Substitute "comments-input" for every occurrence of "notes-input" in the lines below and reproduce them otherwise unchanged, omitting the pictures.

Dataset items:
++++++++++++++++++++

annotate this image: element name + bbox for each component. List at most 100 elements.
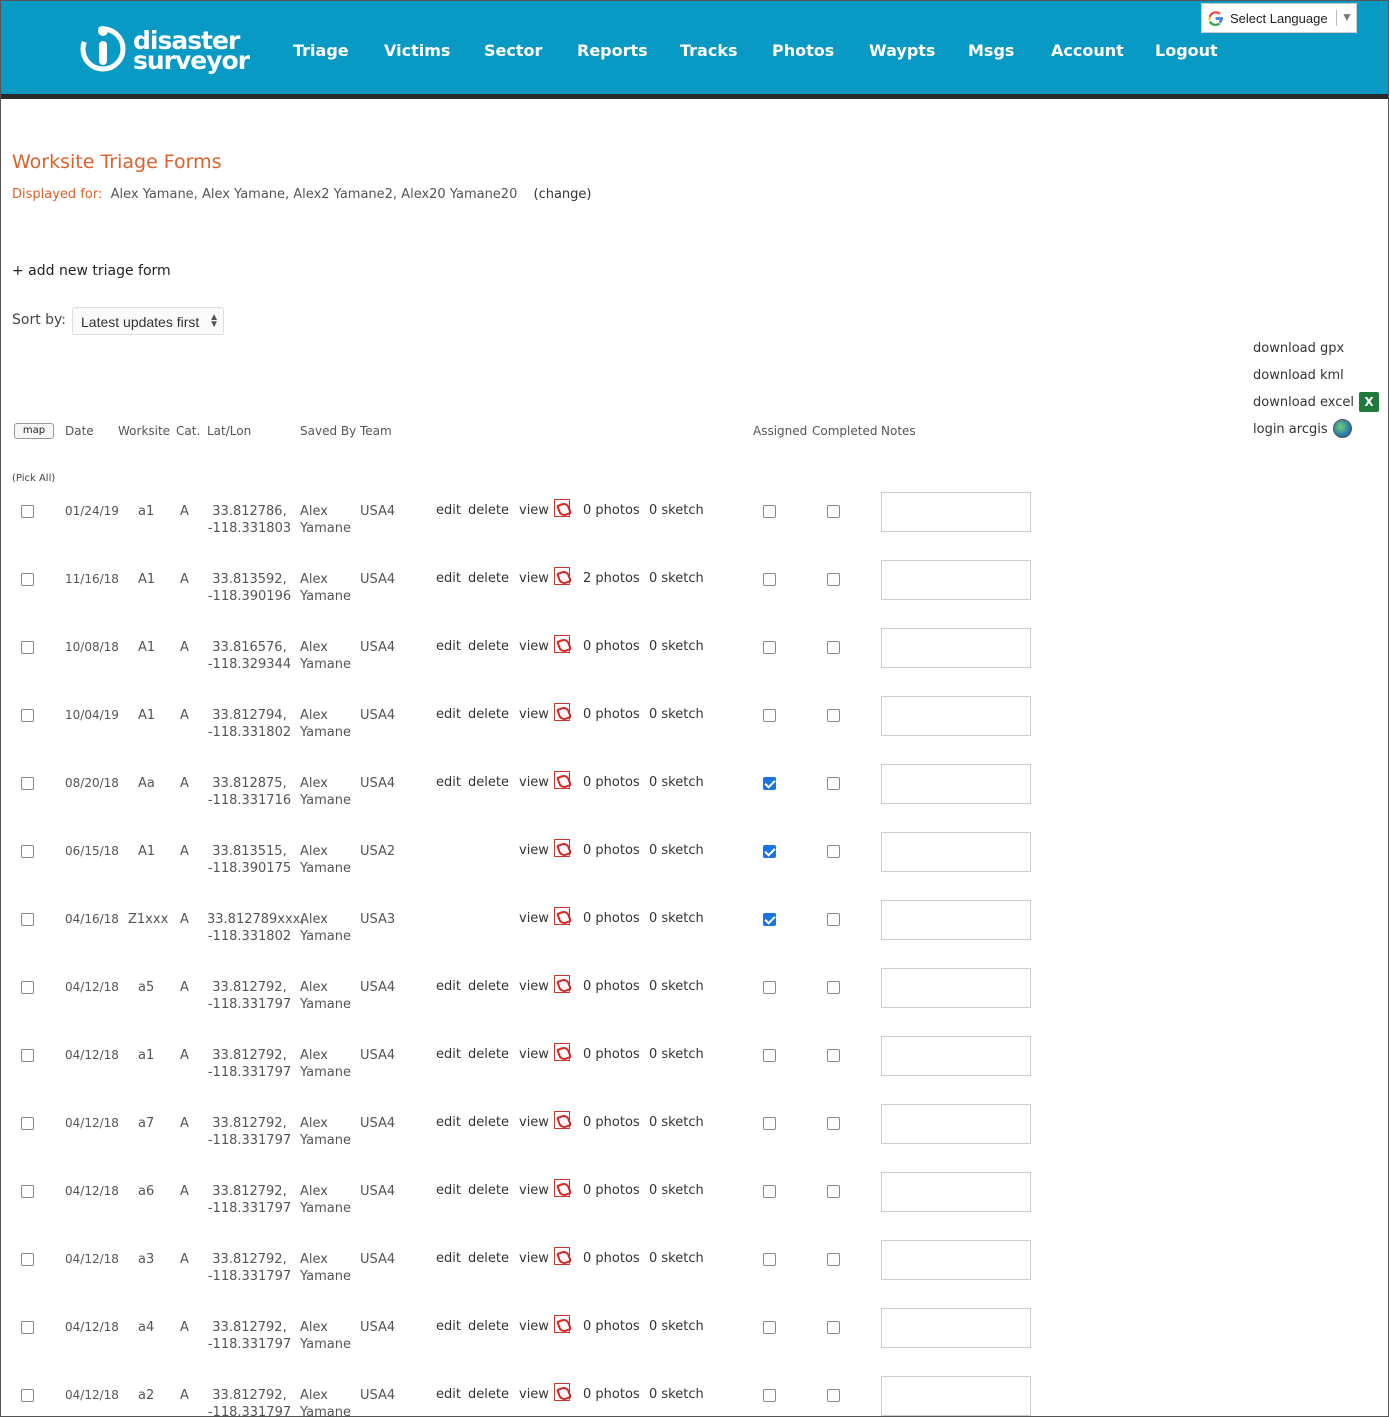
notes-input[interactable] <box>881 1240 1031 1280</box>
pdf-icon[interactable] <box>554 771 570 789</box>
view-link[interactable]: view <box>519 1115 549 1130</box>
assigned-checkbox[interactable] <box>763 845 776 858</box>
assigned-checkbox[interactable] <box>763 1389 776 1402</box>
edit-link[interactable]: edit <box>436 1319 461 1334</box>
pdf-icon[interactable] <box>554 635 570 653</box>
sketch-link[interactable]: 0 sketch <box>649 979 704 994</box>
row-select-checkbox[interactable] <box>21 777 34 790</box>
photos-link[interactable]: 0 photos <box>583 503 640 518</box>
edit-link[interactable]: edit <box>436 1183 461 1198</box>
row-select-checkbox[interactable] <box>21 1117 34 1130</box>
row-select-checkbox[interactable] <box>21 913 34 926</box>
download-kml-link[interactable]: download kml <box>1253 368 1344 383</box>
pick-all-link[interactable]: (Pick All) <box>12 473 55 484</box>
photos-link[interactable]: 0 photos <box>583 1387 640 1402</box>
sketch-link[interactable]: 0 sketch <box>649 639 704 654</box>
notes-input[interactable] <box>881 1376 1031 1416</box>
map-button[interactable]: map <box>14 423 54 439</box>
row-select-checkbox[interactable] <box>21 709 34 722</box>
row-select-checkbox[interactable] <box>21 1049 34 1062</box>
photos-link[interactable]: 0 photos <box>583 707 640 722</box>
notes-input[interactable] <box>881 696 1031 736</box>
view-link[interactable]: view <box>519 1319 549 1334</box>
view-link[interactable]: view <box>519 979 549 994</box>
sketch-link[interactable]: 0 sketch <box>649 911 704 926</box>
login-arcgis-link[interactable]: login arcgis <box>1253 419 1352 438</box>
delete-link[interactable]: delete <box>468 1251 509 1266</box>
nav-logout[interactable]: Logout <box>1155 41 1218 60</box>
pdf-icon[interactable] <box>554 499 570 517</box>
completed-checkbox[interactable] <box>827 1253 840 1266</box>
nav-photos[interactable]: Photos <box>772 41 834 60</box>
nav-sector[interactable]: Sector <box>484 41 542 60</box>
view-link[interactable]: view <box>519 775 549 790</box>
notes-input[interactable] <box>881 628 1031 668</box>
notes-input[interactable] <box>881 1036 1031 1076</box>
pdf-icon[interactable] <box>554 1179 570 1197</box>
pdf-icon[interactable] <box>554 567 570 585</box>
delete-link[interactable]: delete <box>468 707 509 722</box>
completed-checkbox[interactable] <box>827 777 840 790</box>
completed-checkbox[interactable] <box>827 573 840 586</box>
nav-reports[interactable]: Reports <box>577 41 648 60</box>
pdf-icon[interactable] <box>554 975 570 993</box>
completed-checkbox[interactable] <box>827 1185 840 1198</box>
pdf-icon[interactable] <box>554 907 570 925</box>
photos-link[interactable]: 0 photos <box>583 1183 640 1198</box>
row-select-checkbox[interactable] <box>21 1253 34 1266</box>
delete-link[interactable]: delete <box>468 1183 509 1198</box>
sketch-link[interactable]: 0 sketch <box>649 571 704 586</box>
delete-link[interactable]: delete <box>468 1319 509 1334</box>
notes-input[interactable] <box>881 560 1031 600</box>
photos-link[interactable]: 0 photos <box>583 979 640 994</box>
pdf-icon[interactable] <box>554 703 570 721</box>
sketch-link[interactable]: 0 sketch <box>649 1115 704 1130</box>
completed-checkbox[interactable] <box>827 641 840 654</box>
edit-link[interactable]: edit <box>436 571 461 586</box>
edit-link[interactable]: edit <box>436 503 461 518</box>
photos-link[interactable]: 0 photos <box>583 911 640 926</box>
delete-link[interactable]: delete <box>468 979 509 994</box>
completed-checkbox[interactable] <box>827 913 840 926</box>
assigned-checkbox[interactable] <box>763 777 776 790</box>
edit-link[interactable]: edit <box>436 1115 461 1130</box>
row-select-checkbox[interactable] <box>21 845 34 858</box>
assigned-checkbox[interactable] <box>763 1049 776 1062</box>
view-link[interactable]: view <box>519 911 549 926</box>
completed-checkbox[interactable] <box>827 845 840 858</box>
delete-link[interactable]: delete <box>468 1387 509 1402</box>
photos-link[interactable]: 0 photos <box>583 1047 640 1062</box>
photos-link[interactable]: 0 photos <box>583 639 640 654</box>
view-link[interactable]: view <box>519 639 549 654</box>
view-link[interactable]: view <box>519 503 549 518</box>
nav-account[interactable]: Account <box>1051 41 1124 60</box>
completed-checkbox[interactable] <box>827 709 840 722</box>
view-link[interactable]: view <box>519 1047 549 1062</box>
change-users-link[interactable]: (change) <box>534 187 592 202</box>
row-select-checkbox[interactable] <box>21 981 34 994</box>
view-link[interactable]: view <box>519 571 549 586</box>
assigned-checkbox[interactable] <box>763 573 776 586</box>
view-link[interactable]: view <box>519 1387 549 1402</box>
assigned-checkbox[interactable] <box>763 641 776 654</box>
notes-input[interactable] <box>881 1172 1031 1212</box>
edit-link[interactable]: edit <box>436 1251 461 1266</box>
completed-checkbox[interactable] <box>827 1049 840 1062</box>
notes-input[interactable] <box>881 492 1031 532</box>
sketch-link[interactable]: 0 sketch <box>649 707 704 722</box>
notes-input[interactable] <box>881 832 1031 872</box>
row-select-checkbox[interactable] <box>21 1185 34 1198</box>
completed-checkbox[interactable] <box>827 505 840 518</box>
view-link[interactable]: view <box>519 1251 549 1266</box>
pdf-icon[interactable] <box>554 839 570 857</box>
completed-checkbox[interactable] <box>827 1389 840 1402</box>
assigned-checkbox[interactable] <box>763 913 776 926</box>
pdf-icon[interactable] <box>554 1383 570 1401</box>
assigned-checkbox[interactable] <box>763 1253 776 1266</box>
delete-link[interactable]: delete <box>468 1115 509 1130</box>
view-link[interactable]: view <box>519 843 549 858</box>
assigned-checkbox[interactable] <box>763 1117 776 1130</box>
row-select-checkbox[interactable] <box>21 573 34 586</box>
notes-input[interactable] <box>881 968 1031 1008</box>
photos-link[interactable]: 0 photos <box>583 843 640 858</box>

++++++++++++++++++++

• [Result of the exercise]
annotate this image: element name + bbox for each component. List at most 100 elements.
comments-input[interactable] <box>881 1240 1031 1280</box>
pdf-icon[interactable] <box>554 771 570 789</box>
view-link[interactable]: view <box>519 1115 549 1130</box>
assigned-checkbox[interactable] <box>763 845 776 858</box>
assigned-checkbox[interactable] <box>763 1389 776 1402</box>
edit-link[interactable]: edit <box>436 1319 461 1334</box>
pdf-icon[interactable] <box>554 635 570 653</box>
sketch-link[interactable]: 0 sketch <box>649 979 704 994</box>
row-select-checkbox[interactable] <box>21 777 34 790</box>
photos-link[interactable]: 0 photos <box>583 503 640 518</box>
edit-link[interactable]: edit <box>436 1183 461 1198</box>
row-select-checkbox[interactable] <box>21 1117 34 1130</box>
row-select-checkbox[interactable] <box>21 913 34 926</box>
download-kml-link[interactable]: download kml <box>1253 368 1344 383</box>
pick-all-link[interactable]: (Pick All) <box>12 473 55 484</box>
photos-link[interactable]: 0 photos <box>583 1387 640 1402</box>
sketch-link[interactable]: 0 sketch <box>649 639 704 654</box>
comments-input[interactable] <box>881 1376 1031 1416</box>
map-button[interactable]: map <box>14 423 54 439</box>
row-select-checkbox[interactable] <box>21 709 34 722</box>
row-select-checkbox[interactable] <box>21 1049 34 1062</box>
photos-link[interactable]: 0 photos <box>583 707 640 722</box>
comments-input[interactable] <box>881 696 1031 736</box>
view-link[interactable]: view <box>519 1319 549 1334</box>
view-link[interactable]: view <box>519 979 549 994</box>
sketch-link[interactable]: 0 sketch <box>649 911 704 926</box>
login-arcgis-link[interactable]: login arcgis <box>1253 419 1352 438</box>
delete-link[interactable]: delete <box>468 1251 509 1266</box>
nav-logout[interactable]: Logout <box>1155 41 1218 60</box>
pdf-icon[interactable] <box>554 499 570 517</box>
completed-checkbox[interactable] <box>827 1253 840 1266</box>
nav-photos[interactable]: Photos <box>772 41 834 60</box>
nav-sector[interactable]: Sector <box>484 41 542 60</box>
view-link[interactable]: view <box>519 775 549 790</box>
comments-input[interactable] <box>881 628 1031 668</box>
comments-input[interactable] <box>881 1036 1031 1076</box>
pdf-icon[interactable] <box>554 1179 570 1197</box>
pdf-icon[interactable] <box>554 567 570 585</box>
delete-link[interactable]: delete <box>468 707 509 722</box>
completed-checkbox[interactable] <box>827 777 840 790</box>
completed-checkbox[interactable] <box>827 573 840 586</box>
nav-reports[interactable]: Reports <box>577 41 648 60</box>
pdf-icon[interactable] <box>554 975 570 993</box>
completed-checkbox[interactable] <box>827 1185 840 1198</box>
pdf-icon[interactable] <box>554 907 570 925</box>
photos-link[interactable]: 0 photos <box>583 1183 640 1198</box>
row-select-checkbox[interactable] <box>21 1253 34 1266</box>
delete-link[interactable]: delete <box>468 1183 509 1198</box>
sketch-link[interactable]: 0 sketch <box>649 571 704 586</box>
delete-link[interactable]: delete <box>468 1319 509 1334</box>
comments-input[interactable] <box>881 560 1031 600</box>
photos-link[interactable]: 0 photos <box>583 979 640 994</box>
pdf-icon[interactable] <box>554 703 570 721</box>
sketch-link[interactable]: 0 sketch <box>649 1115 704 1130</box>
completed-checkbox[interactable] <box>827 641 840 654</box>
edit-link[interactable]: edit <box>436 571 461 586</box>
edit-link[interactable]: edit <box>436 503 461 518</box>
photos-link[interactable]: 0 photos <box>583 911 640 926</box>
delete-link[interactable]: delete <box>468 979 509 994</box>
completed-checkbox[interactable] <box>827 913 840 926</box>
assigned-checkbox[interactable] <box>763 777 776 790</box>
edit-link[interactable]: edit <box>436 1115 461 1130</box>
row-select-checkbox[interactable] <box>21 845 34 858</box>
assigned-checkbox[interactable] <box>763 1049 776 1062</box>
view-link[interactable]: view <box>519 911 549 926</box>
completed-checkbox[interactable] <box>827 845 840 858</box>
delete-link[interactable]: delete <box>468 1387 509 1402</box>
photos-link[interactable]: 0 photos <box>583 1047 640 1062</box>
photos-link[interactable]: 0 photos <box>583 639 640 654</box>
view-link[interactable]: view <box>519 639 549 654</box>
view-link[interactable]: view <box>519 503 549 518</box>
nav-account[interactable]: Account <box>1051 41 1124 60</box>
completed-checkbox[interactable] <box>827 709 840 722</box>
view-link[interactable]: view <box>519 1047 549 1062</box>
change-users-link[interactable]: (change) <box>534 187 592 202</box>
row-select-checkbox[interactable] <box>21 981 34 994</box>
view-link[interactable]: view <box>519 571 549 586</box>
assigned-checkbox[interactable] <box>763 573 776 586</box>
view-link[interactable]: view <box>519 1387 549 1402</box>
assigned-checkbox[interactable] <box>763 641 776 654</box>
comments-input[interactable] <box>881 1172 1031 1212</box>
edit-link[interactable]: edit <box>436 1251 461 1266</box>
completed-checkbox[interactable] <box>827 1049 840 1062</box>
comments-input[interactable] <box>881 492 1031 532</box>
sketch-link[interactable]: 0 sketch <box>649 707 704 722</box>
comments-input[interactable] <box>881 832 1031 872</box>
row-select-checkbox[interactable] <box>21 1185 34 1198</box>
completed-checkbox[interactable] <box>827 505 840 518</box>
view-link[interactable]: view <box>519 1251 549 1266</box>
pdf-icon[interactable] <box>554 839 570 857</box>
completed-checkbox[interactable] <box>827 1389 840 1402</box>
assigned-checkbox[interactable] <box>763 913 776 926</box>
pdf-icon[interactable] <box>554 1383 570 1401</box>
assigned-checkbox[interactable] <box>763 1253 776 1266</box>
delete-link[interactable]: delete <box>468 1115 509 1130</box>
view-link[interactable]: view <box>519 843 549 858</box>
assigned-checkbox[interactable] <box>763 1117 776 1130</box>
row-select-checkbox[interactable] <box>21 573 34 586</box>
comments-input[interactable] <box>881 968 1031 1008</box>
photos-link[interactable]: 0 photos <box>583 843 640 858</box>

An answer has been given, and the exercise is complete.